What is expected: Using the listing below, extract each line that has the word "xlabel" in it.

:::

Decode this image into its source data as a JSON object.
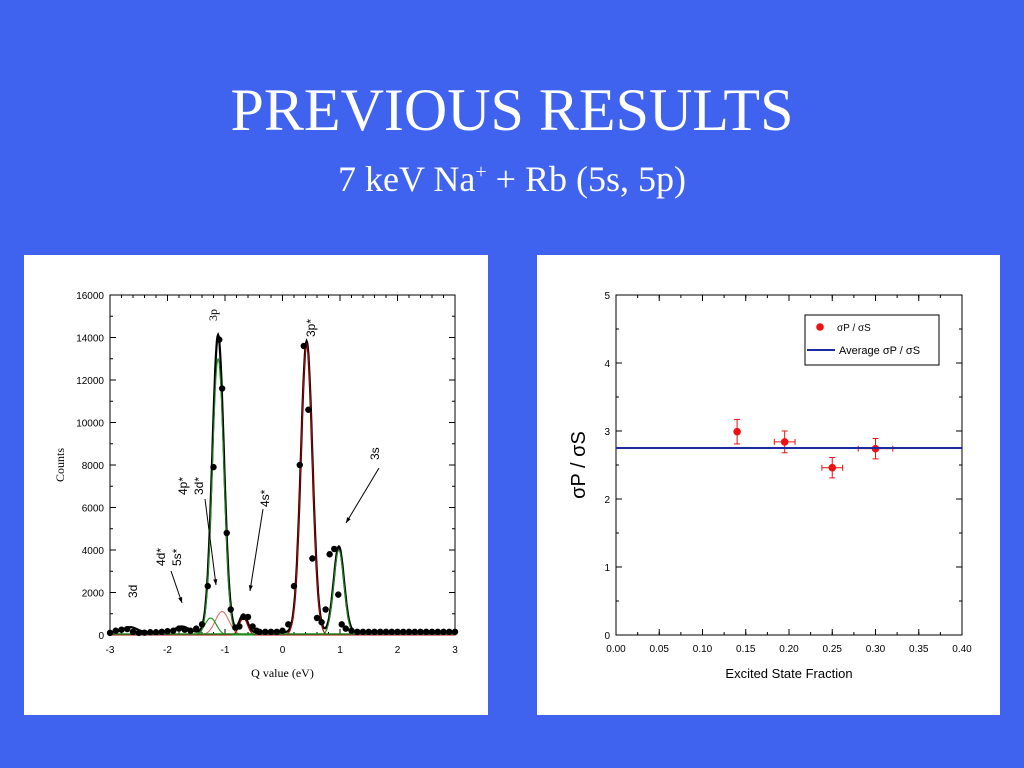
{
  "slide": {
    "title": "PREVIOUS RESULTS",
    "subtitle_main": "7 keV Na",
    "subtitle_sup": "+",
    "subtitle_rest": " + Rb (5s, 5p)"
  },
  "colors": {
    "background": "#3f63ee",
    "fit_total_black": "#000000",
    "fit_green": "#1a8a1a",
    "fit_red": "#b00000",
    "fit_pink": "#e07070",
    "ratio_marker": "#ee1111",
    "average_line": "#1b2aa0"
  },
  "chart_data": [
    {
      "type": "scatter",
      "xlabel": "Q value (eV)",
      "ylabel": "Counts",
      "xlim": [
        -3,
        3
      ],
      "ylim": [
        0,
        16000
      ],
      "x_ticks": [
        "-3",
        "-2",
        "-1",
        "0",
        "1",
        "2",
        "3"
      ],
      "y_ticks": [
        "0",
        "2000",
        "4000",
        "6000",
        "8000",
        "10000",
        "12000",
        "14000",
        "16000"
      ],
      "grid": false,
      "annotations": [
        "3p",
        "3p*",
        "3s",
        "4p*",
        "3d*",
        "4s*",
        "4d*",
        "5s*",
        "3d"
      ],
      "points": {
        "x": [
          -3.0,
          -2.9,
          -2.8,
          -2.7,
          -2.6,
          -2.5,
          -2.4,
          -2.3,
          -2.2,
          -2.1,
          -2.0,
          -1.9,
          -1.8,
          -1.7,
          -1.6,
          -1.5,
          -1.4,
          -1.3,
          -1.2,
          -1.1,
          -1.05,
          -0.97,
          -0.9,
          -0.82,
          -0.75,
          -0.68,
          -0.6,
          -0.52,
          -0.45,
          -0.4,
          -0.3,
          -0.2,
          -0.1,
          0.0,
          0.1,
          0.2,
          0.3,
          0.37,
          0.45,
          0.52,
          0.6,
          0.68,
          0.75,
          0.82,
          0.9,
          0.97,
          1.03,
          1.1,
          1.2,
          1.3,
          1.4,
          1.5,
          1.6,
          1.7,
          1.8,
          1.9,
          2.0,
          2.1,
          2.2,
          2.3,
          2.4,
          2.5,
          2.6,
          2.7,
          2.8,
          2.9,
          3.0
        ],
        "y": [
          100,
          200,
          250,
          280,
          150,
          100,
          110,
          130,
          130,
          150,
          180,
          200,
          300,
          250,
          200,
          300,
          500,
          2300,
          7900,
          13900,
          11600,
          4800,
          1200,
          350,
          400,
          850,
          850,
          400,
          200,
          150,
          150,
          150,
          150,
          200,
          500,
          2300,
          8000,
          13600,
          10600,
          3600,
          800,
          600,
          1200,
          3800,
          4050,
          1900,
          500,
          300,
          200,
          150,
          150,
          150,
          150,
          150,
          150,
          150,
          150,
          150,
          150,
          150,
          150,
          150,
          150,
          150,
          150,
          150,
          150
        ]
      },
      "fit_curves": [
        {
          "color": "#000000",
          "peaks": [
            {
              "center": -1.12,
              "amplitude": 14000,
              "width": 0.1
            },
            {
              "center": 0.42,
              "amplitude": 13700,
              "width": 0.1
            },
            {
              "center": 0.98,
              "amplitude": 4050,
              "width": 0.09
            },
            {
              "center": -0.68,
              "amplitude": 850,
              "width": 0.07
            },
            {
              "center": -2.65,
              "amplitude": 250,
              "width": 0.12
            },
            {
              "center": -1.75,
              "amplitude": 280,
              "width": 0.12
            }
          ]
        },
        {
          "color": "#1a8a1a",
          "peaks": [
            {
              "center": -1.12,
              "amplitude": 13000,
              "width": 0.1
            },
            {
              "center": 0.98,
              "amplitude": 4000,
              "width": 0.09
            }
          ]
        },
        {
          "color": "#b00000",
          "peaks": [
            {
              "center": 0.42,
              "amplitude": 13700,
              "width": 0.1
            }
          ]
        },
        {
          "color": "#e07070",
          "peaks": [
            {
              "center": -1.05,
              "amplitude": 1100,
              "width": 0.12
            }
          ]
        },
        {
          "color": "#1a8a1a",
          "peaks": [
            {
              "center": -1.25,
              "amplitude": 800,
              "width": 0.1
            }
          ]
        },
        {
          "color": "#b00000",
          "peaks": [
            {
              "center": -0.68,
              "amplitude": 800,
              "width": 0.07
            }
          ]
        }
      ]
    },
    {
      "type": "scatter",
      "xlabel": "Excited State Fraction",
      "ylabel": "σP / σS",
      "xlim": [
        0.0,
        0.4
      ],
      "ylim": [
        0,
        5
      ],
      "x_ticks": [
        "0.00",
        "0.05",
        "0.10",
        "0.15",
        "0.20",
        "0.25",
        "0.30",
        "0.35",
        "0.40"
      ],
      "y_ticks": [
        "0",
        "1",
        "2",
        "3",
        "4",
        "5"
      ],
      "grid": false,
      "legend_position": "top-right",
      "legend": [
        "σP / σS",
        "Average  σP / σS"
      ],
      "series": [
        {
          "name": "σP / σS",
          "x": [
            0.14,
            0.195,
            0.25,
            0.3
          ],
          "y": [
            2.99,
            2.84,
            2.46,
            2.74
          ],
          "x_err": [
            0.0,
            0.012,
            0.012,
            0.02
          ],
          "y_err": [
            0.18,
            0.16,
            0.15,
            0.15
          ]
        },
        {
          "name": "Average  σP / σS",
          "type": "hline",
          "y": 2.75
        }
      ]
    }
  ]
}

:::

Task output:
      "xlabel": "Q value (eV)",
      "xlabel": "Excited State Fraction",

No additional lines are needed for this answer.